Text under study:
>>>>
How do you find the sum of the geometric series #Sigma 144(-1/2)^(n-1)# to n=1 to 7?

1 Answer
Oct 18, 2016

#S_7=96 3/4#

Explanation:

Here in given geometric series #a_1=4# and #r=-3#

Now if the first term of geometric series is #a# and common ratio is #r#, the sum of geometric series #S-n# is

#S_n=a+ar+ar^2+.................+ar^(n-1)# and therefore

#rS_n=ar+ar^2+.................+ar^(n-1)+ar^n#

and subtracting first from second #S_n(r-1)=a(r^n-1)#

and #S_n=(a(r^n-1))/(r-1)# if #r>1# or #S_n=(a(1-r^n))/(1-r)# if #r<1#

In the given geometric series #Sigma144(-1/2)^(n-1)#, the first term is #144# and common ratio is #-1/2#

Hence #S_7=(144*(1-(-1/2)^7))/(1-(-1/2))#

= #(144*(1-(-1/128)))/(1+1/2)#

=#144xx(129/128)/(3/2)#

= #48cancel144xx129/128xx2/(1cancel3)#

= #48xx129/128xx2#

= #3cancel48xx129/(4cancel8cancel128)xxcancel2#

= #387/4=96 3/4#
<<<<
Data extract:
>>>>
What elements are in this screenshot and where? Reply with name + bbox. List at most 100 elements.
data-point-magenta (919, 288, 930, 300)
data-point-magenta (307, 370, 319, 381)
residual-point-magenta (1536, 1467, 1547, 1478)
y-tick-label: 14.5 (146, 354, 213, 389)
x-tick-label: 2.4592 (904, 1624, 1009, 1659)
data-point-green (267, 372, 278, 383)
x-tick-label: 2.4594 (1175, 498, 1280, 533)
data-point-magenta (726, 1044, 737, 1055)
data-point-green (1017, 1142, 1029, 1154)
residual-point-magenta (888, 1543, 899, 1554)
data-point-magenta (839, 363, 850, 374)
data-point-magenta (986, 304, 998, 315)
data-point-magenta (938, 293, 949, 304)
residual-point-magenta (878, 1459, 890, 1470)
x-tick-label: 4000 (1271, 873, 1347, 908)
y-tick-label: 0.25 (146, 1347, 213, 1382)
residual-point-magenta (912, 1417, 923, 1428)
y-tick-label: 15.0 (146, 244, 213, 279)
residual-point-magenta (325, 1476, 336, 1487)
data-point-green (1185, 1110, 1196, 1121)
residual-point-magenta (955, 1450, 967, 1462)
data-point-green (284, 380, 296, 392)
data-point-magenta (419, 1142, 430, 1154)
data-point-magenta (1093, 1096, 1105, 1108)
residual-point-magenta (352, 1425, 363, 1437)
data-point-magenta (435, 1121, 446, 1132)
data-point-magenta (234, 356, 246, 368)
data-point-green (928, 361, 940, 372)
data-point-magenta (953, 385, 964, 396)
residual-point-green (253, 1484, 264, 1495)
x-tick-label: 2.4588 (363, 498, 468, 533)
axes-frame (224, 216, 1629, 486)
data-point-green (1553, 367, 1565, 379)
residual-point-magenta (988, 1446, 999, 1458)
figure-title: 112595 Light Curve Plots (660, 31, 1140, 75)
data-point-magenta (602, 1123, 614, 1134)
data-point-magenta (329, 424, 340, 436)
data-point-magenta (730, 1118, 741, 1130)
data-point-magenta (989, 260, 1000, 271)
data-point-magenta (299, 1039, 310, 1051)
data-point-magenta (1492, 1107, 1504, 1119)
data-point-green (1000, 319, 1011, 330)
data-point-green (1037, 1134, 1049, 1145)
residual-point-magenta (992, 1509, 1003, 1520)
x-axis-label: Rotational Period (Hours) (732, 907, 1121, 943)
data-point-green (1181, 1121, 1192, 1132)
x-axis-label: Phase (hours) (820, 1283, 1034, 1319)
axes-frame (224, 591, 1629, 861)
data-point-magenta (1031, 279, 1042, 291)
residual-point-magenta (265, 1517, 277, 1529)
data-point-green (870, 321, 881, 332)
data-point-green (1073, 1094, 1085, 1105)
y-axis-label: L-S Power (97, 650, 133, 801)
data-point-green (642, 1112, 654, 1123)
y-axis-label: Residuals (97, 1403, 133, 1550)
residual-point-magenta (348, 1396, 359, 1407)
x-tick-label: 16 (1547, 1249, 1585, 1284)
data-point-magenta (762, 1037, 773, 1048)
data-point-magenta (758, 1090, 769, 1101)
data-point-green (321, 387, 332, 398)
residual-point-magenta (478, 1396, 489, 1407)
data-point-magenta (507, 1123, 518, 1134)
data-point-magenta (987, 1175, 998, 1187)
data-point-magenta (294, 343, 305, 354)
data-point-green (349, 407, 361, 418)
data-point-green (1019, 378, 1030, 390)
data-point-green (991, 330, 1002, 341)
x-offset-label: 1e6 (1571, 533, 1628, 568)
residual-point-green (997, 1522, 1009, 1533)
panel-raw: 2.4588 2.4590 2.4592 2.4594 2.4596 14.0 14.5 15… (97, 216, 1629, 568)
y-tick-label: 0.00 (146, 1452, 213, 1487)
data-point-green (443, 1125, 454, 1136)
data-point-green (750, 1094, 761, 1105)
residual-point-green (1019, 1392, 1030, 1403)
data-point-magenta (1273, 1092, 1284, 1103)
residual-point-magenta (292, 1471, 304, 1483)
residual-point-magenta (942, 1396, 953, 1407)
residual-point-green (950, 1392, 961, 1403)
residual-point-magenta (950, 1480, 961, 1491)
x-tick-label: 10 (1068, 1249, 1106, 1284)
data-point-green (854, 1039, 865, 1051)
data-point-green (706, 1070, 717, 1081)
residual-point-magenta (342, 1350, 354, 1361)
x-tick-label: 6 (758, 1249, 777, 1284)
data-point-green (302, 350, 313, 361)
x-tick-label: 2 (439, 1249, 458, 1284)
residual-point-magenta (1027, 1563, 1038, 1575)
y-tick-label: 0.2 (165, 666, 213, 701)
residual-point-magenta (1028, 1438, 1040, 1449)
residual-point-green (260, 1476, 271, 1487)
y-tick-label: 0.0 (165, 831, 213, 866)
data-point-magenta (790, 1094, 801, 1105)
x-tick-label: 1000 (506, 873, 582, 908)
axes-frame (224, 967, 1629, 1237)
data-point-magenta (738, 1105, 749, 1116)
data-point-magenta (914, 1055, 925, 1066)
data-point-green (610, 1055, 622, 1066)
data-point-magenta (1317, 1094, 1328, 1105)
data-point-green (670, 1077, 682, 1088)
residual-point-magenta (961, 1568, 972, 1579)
<<<<
Exercise tasks:
A. In the geometric series answer, which terms appear in the written-out sum for S_n on the line ending "and therefore"? List every one.
B. How would you translate this sentence from the geometric series answer into Spanish: "In the given geometric series Σ144(-1/2)^(n-1), the first term is 144 and common ratio is -1/2"?

Written answers:
A. a, ar, ar^2, ar^(n-1)

B. En la serie geométrica dada Σ144(-1/2)^(n-1), el primer término es 144 y la razón común es -1/2.